Extracts from a graphics dataset
──────────

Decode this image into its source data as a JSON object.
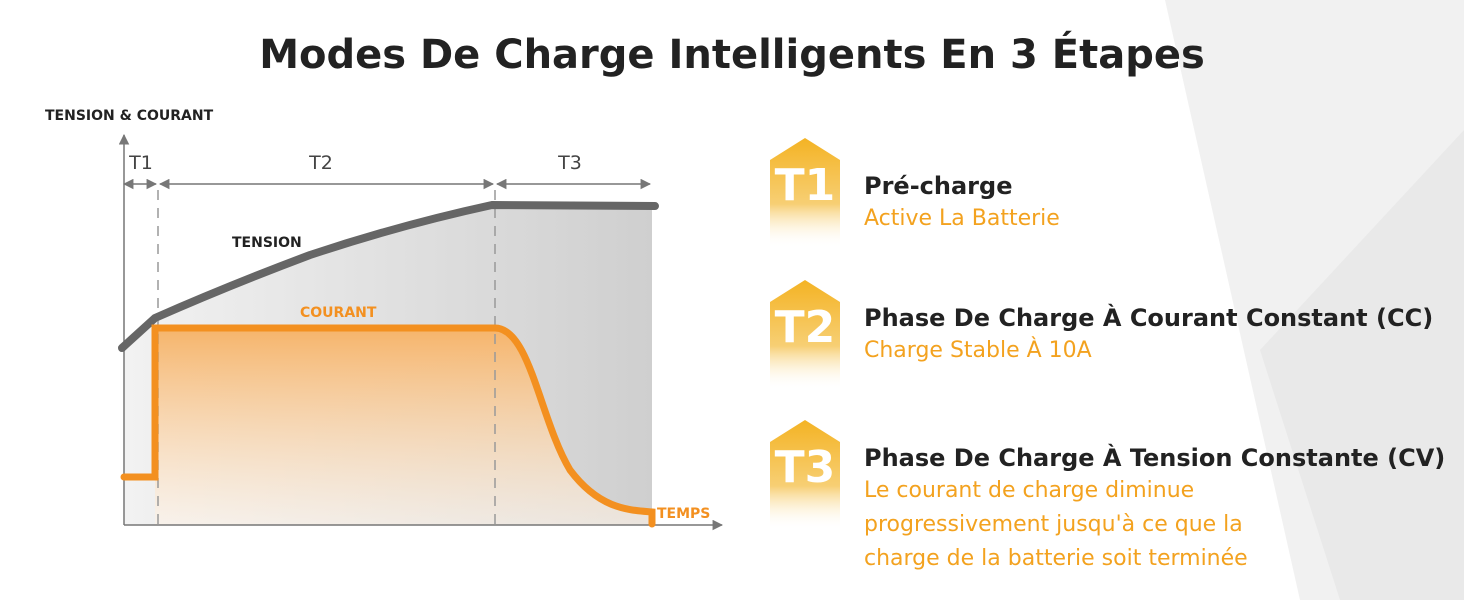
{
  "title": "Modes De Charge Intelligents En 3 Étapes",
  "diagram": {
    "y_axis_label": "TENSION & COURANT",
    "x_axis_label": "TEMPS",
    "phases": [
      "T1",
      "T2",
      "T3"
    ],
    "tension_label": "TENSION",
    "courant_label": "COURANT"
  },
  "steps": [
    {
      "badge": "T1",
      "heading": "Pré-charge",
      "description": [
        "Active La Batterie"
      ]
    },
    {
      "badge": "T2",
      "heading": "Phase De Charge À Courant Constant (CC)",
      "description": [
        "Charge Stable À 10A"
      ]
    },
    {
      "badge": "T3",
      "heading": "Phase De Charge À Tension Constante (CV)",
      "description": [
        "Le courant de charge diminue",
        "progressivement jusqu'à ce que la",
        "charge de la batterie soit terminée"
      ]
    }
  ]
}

──────────

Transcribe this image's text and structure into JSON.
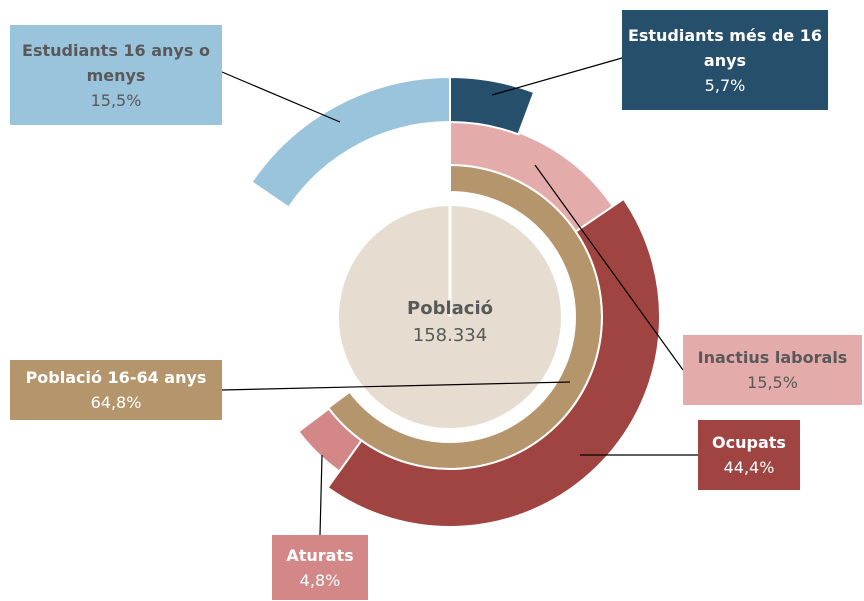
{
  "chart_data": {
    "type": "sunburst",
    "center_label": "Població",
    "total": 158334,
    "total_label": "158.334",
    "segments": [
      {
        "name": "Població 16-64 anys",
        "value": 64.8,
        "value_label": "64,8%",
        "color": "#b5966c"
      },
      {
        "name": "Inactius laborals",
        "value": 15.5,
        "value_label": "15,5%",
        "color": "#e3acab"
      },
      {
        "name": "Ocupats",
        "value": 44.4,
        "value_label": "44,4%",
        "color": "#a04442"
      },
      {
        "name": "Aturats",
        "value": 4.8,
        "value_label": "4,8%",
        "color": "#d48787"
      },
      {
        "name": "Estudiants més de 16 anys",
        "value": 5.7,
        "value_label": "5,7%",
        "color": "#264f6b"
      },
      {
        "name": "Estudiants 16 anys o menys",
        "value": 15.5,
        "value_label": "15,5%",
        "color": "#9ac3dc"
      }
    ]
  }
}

──────────

Lines that hold the word "into" are the ones to return, every one of them.

> Right answer:
Decode this image into its source data as a JSON object.
Transcribe this image's text and structure into JSON.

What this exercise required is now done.